# START OF Source data
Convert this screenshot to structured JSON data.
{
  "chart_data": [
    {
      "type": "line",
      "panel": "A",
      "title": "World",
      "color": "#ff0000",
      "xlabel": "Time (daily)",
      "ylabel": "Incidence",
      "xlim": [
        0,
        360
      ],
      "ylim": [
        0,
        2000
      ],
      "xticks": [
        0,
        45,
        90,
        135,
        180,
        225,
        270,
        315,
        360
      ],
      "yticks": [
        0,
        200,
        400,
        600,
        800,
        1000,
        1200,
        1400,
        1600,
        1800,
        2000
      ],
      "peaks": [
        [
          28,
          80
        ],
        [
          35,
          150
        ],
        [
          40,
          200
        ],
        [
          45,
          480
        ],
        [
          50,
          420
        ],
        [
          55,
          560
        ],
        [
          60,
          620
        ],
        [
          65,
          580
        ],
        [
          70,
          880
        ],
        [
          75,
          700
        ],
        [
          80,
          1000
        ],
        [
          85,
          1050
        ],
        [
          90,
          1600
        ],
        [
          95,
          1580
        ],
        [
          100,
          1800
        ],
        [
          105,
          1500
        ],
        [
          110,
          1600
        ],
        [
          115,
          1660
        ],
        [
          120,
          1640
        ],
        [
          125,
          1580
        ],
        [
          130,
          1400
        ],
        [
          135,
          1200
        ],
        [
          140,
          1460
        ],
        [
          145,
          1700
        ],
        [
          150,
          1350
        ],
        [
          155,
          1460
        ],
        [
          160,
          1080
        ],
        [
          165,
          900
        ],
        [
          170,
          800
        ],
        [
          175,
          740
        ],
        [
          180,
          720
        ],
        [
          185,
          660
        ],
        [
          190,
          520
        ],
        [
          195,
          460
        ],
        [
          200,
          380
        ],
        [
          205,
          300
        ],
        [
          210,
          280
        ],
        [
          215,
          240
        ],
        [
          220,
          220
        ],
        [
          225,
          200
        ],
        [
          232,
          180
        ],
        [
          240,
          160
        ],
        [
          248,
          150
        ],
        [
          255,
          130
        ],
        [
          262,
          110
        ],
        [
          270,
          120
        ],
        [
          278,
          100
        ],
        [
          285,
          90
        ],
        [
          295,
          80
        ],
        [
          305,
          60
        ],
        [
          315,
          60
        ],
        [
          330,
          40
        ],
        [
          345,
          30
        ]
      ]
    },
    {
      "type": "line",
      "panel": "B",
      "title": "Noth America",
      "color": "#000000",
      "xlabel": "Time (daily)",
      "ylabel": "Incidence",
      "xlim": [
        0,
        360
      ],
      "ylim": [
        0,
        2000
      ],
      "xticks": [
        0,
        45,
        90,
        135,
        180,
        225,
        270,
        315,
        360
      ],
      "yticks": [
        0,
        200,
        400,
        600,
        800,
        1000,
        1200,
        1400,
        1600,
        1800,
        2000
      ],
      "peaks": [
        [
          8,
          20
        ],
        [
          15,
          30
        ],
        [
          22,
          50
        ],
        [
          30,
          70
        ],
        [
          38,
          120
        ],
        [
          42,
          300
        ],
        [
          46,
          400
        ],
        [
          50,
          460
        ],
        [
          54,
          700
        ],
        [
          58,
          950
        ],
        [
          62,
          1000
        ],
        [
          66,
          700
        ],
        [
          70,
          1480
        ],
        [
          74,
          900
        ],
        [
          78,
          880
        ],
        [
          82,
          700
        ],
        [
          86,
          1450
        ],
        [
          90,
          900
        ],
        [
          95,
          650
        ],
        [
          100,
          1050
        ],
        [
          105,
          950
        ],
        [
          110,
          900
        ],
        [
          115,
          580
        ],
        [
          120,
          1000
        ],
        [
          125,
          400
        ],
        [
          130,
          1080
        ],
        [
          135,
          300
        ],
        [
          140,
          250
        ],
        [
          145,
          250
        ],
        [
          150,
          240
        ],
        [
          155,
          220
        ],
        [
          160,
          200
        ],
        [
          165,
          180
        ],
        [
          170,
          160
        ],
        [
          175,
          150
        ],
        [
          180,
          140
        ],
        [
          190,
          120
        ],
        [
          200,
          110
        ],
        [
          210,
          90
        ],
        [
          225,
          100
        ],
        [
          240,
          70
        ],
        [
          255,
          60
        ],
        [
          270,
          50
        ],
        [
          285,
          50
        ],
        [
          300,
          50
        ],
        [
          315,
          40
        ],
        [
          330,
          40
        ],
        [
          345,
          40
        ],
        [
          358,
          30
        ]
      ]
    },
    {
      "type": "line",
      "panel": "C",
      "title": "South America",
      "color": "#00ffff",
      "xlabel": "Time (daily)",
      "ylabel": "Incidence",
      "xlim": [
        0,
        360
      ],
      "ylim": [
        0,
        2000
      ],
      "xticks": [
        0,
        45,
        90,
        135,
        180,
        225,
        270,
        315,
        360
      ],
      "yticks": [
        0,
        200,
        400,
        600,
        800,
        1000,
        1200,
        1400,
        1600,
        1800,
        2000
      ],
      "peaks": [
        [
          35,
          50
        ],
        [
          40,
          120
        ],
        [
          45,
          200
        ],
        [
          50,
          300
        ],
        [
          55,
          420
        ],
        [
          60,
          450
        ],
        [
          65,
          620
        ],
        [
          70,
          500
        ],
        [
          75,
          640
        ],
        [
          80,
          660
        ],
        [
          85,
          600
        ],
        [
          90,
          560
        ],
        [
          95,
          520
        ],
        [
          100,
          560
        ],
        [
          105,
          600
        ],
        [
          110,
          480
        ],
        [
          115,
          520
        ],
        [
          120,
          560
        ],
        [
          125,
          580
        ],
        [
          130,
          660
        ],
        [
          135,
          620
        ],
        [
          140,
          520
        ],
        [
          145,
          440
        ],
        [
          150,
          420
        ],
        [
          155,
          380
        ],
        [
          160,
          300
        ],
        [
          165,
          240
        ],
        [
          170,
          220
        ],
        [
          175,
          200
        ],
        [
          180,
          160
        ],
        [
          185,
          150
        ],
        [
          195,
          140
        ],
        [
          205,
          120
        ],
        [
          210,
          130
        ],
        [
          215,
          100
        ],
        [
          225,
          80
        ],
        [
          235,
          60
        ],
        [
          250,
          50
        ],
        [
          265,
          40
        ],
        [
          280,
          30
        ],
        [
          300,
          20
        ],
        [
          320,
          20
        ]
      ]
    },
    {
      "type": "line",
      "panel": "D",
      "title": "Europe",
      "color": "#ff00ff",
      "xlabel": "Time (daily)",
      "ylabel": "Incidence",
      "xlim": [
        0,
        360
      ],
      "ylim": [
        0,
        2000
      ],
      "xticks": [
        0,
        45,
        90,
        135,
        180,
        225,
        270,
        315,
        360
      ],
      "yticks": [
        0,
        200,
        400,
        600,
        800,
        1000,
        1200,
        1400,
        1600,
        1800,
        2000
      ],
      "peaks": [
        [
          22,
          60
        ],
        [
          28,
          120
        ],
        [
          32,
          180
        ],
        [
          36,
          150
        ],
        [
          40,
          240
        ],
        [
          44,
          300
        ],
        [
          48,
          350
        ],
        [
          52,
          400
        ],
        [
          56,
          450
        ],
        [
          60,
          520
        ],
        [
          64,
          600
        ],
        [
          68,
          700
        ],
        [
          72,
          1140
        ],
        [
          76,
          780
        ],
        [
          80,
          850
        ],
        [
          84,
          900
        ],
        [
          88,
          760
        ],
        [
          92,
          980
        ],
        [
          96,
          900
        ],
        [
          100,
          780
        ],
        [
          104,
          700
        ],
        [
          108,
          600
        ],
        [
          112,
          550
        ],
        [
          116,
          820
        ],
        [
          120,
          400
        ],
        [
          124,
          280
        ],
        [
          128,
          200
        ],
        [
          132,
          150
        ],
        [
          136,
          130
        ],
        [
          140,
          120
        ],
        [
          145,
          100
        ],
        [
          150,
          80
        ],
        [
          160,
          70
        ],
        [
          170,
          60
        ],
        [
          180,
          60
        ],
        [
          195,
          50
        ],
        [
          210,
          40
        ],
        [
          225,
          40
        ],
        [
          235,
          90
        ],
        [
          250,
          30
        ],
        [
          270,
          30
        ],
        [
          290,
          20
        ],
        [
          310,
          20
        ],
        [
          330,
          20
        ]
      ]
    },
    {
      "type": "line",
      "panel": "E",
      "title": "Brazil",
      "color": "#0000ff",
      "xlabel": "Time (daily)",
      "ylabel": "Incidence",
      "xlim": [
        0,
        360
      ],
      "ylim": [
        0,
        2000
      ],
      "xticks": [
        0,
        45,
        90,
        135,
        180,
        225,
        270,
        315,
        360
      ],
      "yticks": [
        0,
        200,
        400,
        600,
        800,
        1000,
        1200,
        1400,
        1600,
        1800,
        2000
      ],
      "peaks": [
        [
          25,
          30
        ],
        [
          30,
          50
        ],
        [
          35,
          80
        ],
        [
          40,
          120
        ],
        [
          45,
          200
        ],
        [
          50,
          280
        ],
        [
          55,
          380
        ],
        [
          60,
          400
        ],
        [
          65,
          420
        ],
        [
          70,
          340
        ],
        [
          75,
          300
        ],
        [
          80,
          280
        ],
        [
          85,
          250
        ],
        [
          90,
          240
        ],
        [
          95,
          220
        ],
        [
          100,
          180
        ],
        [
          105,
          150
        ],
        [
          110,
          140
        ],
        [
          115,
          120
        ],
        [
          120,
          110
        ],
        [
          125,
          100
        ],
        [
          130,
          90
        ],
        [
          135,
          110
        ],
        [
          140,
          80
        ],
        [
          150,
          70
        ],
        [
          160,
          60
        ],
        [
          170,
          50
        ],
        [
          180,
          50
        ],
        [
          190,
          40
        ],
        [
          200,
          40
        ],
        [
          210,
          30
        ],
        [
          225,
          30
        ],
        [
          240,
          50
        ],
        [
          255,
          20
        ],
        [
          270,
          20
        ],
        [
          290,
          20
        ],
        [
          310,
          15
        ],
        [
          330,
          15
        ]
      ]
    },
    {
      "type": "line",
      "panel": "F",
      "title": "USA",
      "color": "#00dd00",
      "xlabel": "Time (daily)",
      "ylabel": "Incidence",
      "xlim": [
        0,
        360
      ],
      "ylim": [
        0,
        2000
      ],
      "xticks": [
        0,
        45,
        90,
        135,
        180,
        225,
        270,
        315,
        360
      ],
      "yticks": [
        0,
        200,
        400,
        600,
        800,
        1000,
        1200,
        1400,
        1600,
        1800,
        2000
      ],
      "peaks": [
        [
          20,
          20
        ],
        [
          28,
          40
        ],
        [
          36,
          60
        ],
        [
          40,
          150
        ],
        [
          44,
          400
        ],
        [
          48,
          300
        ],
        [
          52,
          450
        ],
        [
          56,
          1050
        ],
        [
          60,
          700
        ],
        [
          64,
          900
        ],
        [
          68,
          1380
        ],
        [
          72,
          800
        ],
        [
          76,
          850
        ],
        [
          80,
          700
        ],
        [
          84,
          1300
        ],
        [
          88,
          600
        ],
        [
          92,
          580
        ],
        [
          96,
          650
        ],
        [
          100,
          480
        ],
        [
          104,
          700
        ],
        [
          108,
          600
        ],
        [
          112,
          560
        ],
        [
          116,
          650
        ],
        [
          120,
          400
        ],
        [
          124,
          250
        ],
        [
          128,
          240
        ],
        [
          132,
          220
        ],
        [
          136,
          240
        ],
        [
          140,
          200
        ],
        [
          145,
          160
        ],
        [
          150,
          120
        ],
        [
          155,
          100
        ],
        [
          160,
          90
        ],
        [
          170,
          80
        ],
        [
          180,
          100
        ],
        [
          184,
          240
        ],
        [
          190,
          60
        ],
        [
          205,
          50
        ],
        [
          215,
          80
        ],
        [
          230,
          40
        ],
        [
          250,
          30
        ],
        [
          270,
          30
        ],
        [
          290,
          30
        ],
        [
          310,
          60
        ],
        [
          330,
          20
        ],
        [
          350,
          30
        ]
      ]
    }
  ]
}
# END OF Source data
The task — Reproduce every line of the listing above in which the string "title" appears.

Expected answer —
      "title": "World",
      "title": "Noth America",
      "title": "South America",
      "title": "Europe",
      "title": "Brazil",
      "title": "USA",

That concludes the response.